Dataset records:
########
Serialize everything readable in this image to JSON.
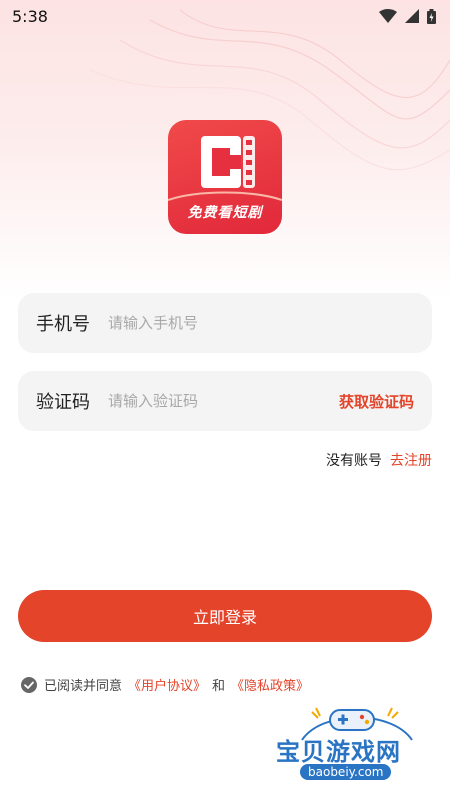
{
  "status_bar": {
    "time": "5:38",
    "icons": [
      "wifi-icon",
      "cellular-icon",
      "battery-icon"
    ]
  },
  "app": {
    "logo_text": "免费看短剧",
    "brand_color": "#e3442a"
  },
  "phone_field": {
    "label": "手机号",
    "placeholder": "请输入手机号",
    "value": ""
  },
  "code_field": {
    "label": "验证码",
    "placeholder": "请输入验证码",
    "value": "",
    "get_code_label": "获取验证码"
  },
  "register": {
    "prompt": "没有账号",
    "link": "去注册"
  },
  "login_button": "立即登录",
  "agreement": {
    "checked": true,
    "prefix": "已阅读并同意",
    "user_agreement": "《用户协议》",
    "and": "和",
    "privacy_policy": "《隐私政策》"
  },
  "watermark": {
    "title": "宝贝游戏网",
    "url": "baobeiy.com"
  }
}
########
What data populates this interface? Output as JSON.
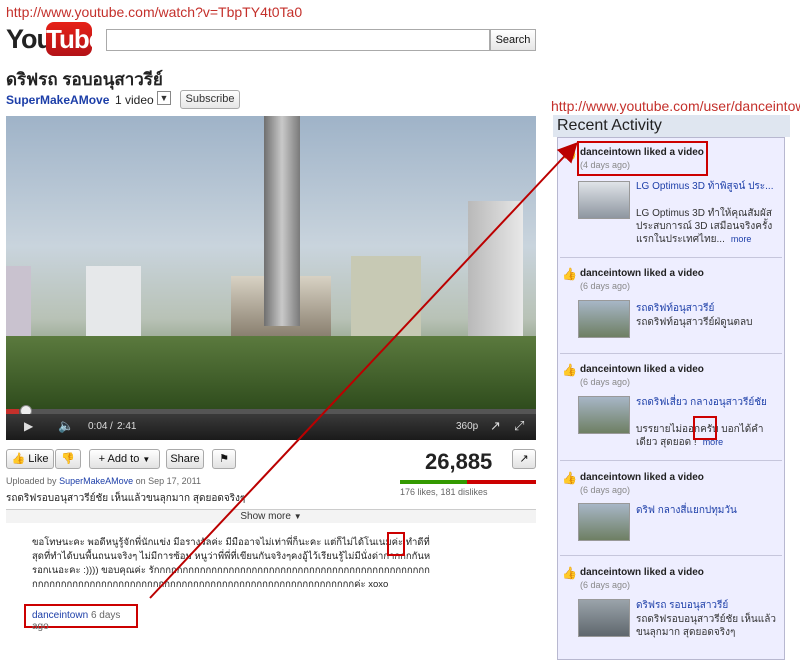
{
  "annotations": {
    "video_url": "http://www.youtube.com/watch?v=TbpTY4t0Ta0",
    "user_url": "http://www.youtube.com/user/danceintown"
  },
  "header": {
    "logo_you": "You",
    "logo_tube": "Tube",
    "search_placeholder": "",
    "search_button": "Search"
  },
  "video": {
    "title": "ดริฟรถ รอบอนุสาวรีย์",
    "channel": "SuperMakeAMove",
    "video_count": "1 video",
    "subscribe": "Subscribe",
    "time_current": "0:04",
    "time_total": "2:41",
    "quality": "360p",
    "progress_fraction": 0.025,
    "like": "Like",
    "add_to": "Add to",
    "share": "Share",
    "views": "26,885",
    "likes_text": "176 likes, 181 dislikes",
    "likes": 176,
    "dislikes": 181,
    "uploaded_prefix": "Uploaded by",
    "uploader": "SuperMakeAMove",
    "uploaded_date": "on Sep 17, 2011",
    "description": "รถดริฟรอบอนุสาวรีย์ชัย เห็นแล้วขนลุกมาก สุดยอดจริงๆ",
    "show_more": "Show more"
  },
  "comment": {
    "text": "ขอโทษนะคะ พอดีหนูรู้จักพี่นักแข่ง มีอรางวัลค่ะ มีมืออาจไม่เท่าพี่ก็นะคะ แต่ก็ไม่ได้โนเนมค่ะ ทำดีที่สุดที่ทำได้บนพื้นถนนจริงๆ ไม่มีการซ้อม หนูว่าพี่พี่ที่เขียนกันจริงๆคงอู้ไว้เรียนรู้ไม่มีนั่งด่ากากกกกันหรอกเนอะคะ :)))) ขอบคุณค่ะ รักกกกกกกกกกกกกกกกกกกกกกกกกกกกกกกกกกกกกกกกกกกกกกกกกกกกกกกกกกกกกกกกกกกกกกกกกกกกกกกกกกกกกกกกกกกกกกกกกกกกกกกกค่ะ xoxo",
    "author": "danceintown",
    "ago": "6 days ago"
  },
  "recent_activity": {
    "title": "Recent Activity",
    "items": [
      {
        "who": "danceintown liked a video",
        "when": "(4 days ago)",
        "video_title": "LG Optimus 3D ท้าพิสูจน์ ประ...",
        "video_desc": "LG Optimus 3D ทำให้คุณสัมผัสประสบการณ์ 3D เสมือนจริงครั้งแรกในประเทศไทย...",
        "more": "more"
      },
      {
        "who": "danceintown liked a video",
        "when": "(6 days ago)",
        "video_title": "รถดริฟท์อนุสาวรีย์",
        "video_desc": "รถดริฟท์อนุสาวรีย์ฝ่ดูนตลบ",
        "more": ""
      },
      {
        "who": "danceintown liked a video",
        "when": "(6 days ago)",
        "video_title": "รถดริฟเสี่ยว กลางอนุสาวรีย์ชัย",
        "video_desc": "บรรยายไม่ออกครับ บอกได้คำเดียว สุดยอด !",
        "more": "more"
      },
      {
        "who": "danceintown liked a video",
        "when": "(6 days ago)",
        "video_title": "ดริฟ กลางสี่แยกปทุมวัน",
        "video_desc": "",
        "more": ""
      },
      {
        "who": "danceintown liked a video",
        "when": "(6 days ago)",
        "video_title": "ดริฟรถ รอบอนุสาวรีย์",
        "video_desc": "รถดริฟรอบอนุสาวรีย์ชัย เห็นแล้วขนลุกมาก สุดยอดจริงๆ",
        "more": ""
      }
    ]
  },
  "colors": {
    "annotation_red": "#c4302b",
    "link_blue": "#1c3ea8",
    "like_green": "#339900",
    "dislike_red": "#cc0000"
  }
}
########
**TASK TO CARRY OUT**
Show every line from the entries above in which "SuperMakeAMove" appears.

**RESPONSE TO THE TASK**
    "channel": "SuperMakeAMove",
    "uploader": "SuperMakeAMove",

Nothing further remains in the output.